- WHAT NEEDS TO BE DONE -
From the listing below, pull out all lines with "Test" in them.

- Stored data -

========================================================================

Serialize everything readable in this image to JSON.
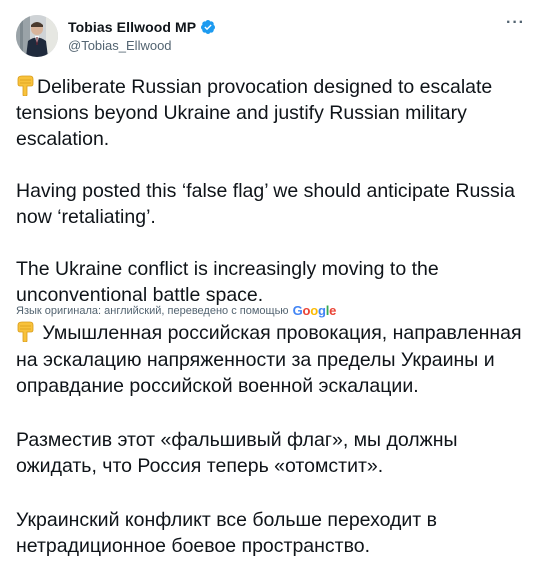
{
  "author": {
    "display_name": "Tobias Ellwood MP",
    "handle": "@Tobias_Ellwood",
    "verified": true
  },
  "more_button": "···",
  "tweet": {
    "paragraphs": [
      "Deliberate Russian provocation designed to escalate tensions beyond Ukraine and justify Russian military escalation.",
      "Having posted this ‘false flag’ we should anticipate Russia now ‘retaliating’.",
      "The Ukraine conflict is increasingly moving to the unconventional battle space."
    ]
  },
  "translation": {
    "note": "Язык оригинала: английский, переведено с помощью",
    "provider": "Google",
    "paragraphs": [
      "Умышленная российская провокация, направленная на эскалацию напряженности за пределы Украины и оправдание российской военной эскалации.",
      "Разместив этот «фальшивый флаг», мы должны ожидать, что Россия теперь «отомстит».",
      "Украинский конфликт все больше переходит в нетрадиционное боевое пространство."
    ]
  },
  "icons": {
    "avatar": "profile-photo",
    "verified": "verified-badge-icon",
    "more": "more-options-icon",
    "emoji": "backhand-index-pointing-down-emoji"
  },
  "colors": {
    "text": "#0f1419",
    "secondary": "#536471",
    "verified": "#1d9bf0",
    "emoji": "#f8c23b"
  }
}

========================================================================

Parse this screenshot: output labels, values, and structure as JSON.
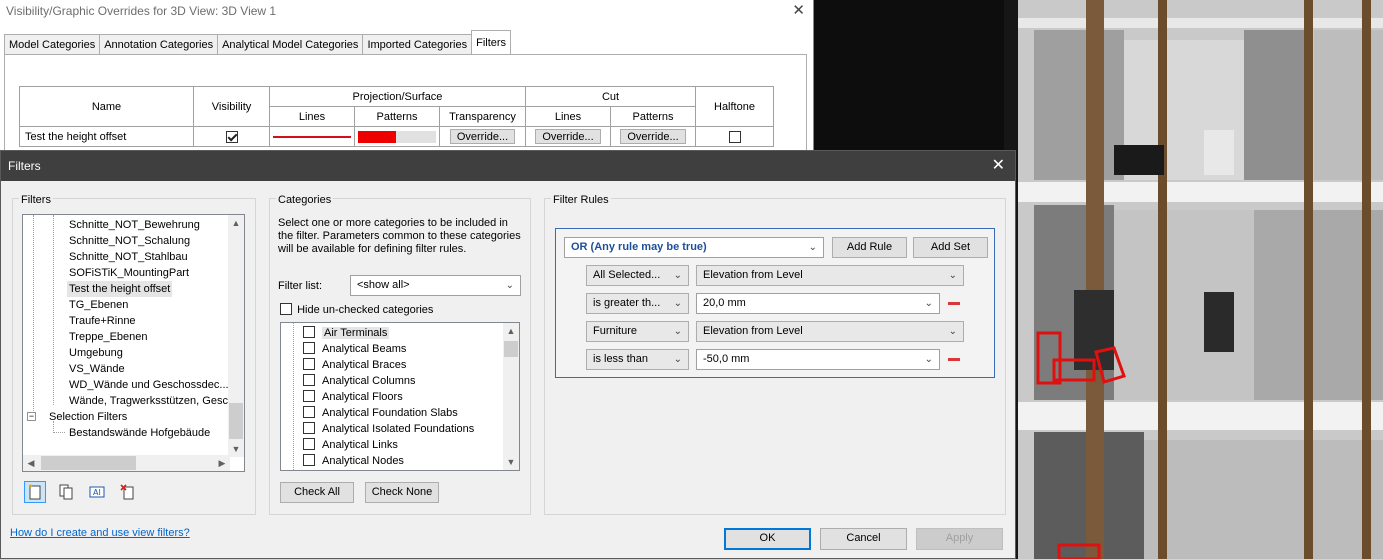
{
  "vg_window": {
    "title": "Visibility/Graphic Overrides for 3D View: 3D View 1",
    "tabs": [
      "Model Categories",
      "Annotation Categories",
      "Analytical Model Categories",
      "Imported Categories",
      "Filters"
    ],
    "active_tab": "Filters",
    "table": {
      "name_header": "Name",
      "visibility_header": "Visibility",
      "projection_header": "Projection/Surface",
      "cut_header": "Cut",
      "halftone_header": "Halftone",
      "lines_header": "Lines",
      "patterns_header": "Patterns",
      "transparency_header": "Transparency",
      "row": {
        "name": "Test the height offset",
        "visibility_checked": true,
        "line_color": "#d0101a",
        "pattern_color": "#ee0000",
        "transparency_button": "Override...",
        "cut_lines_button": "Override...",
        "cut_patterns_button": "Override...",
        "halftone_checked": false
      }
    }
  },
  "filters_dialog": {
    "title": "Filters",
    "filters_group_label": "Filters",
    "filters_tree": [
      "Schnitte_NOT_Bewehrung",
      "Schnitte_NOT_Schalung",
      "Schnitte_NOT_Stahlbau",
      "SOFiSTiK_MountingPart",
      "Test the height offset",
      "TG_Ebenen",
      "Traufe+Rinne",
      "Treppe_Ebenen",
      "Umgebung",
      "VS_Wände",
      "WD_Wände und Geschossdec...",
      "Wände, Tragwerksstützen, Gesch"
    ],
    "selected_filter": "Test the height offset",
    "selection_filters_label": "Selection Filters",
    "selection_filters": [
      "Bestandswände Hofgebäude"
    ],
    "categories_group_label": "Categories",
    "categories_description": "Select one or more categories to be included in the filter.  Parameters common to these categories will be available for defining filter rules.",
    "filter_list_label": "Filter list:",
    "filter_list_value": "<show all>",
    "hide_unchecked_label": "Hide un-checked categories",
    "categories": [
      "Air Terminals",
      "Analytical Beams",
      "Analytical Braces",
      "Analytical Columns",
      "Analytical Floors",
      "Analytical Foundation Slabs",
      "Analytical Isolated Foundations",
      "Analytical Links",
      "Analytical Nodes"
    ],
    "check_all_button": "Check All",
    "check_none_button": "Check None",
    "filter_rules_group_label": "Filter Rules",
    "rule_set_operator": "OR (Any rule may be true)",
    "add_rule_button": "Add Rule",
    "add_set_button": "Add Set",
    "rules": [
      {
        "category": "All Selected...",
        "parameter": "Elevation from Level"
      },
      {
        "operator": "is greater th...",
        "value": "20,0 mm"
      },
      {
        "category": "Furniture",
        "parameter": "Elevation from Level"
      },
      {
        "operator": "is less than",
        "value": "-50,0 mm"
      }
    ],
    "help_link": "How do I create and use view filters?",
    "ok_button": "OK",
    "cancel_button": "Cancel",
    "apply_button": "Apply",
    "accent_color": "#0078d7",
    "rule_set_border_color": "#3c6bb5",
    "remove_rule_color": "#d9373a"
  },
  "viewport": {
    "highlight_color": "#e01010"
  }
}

========================================================================

- RESULT -
        "name": "Test the height offset",
      "Test the height offset",
    "selected_filter": "Test the height offset",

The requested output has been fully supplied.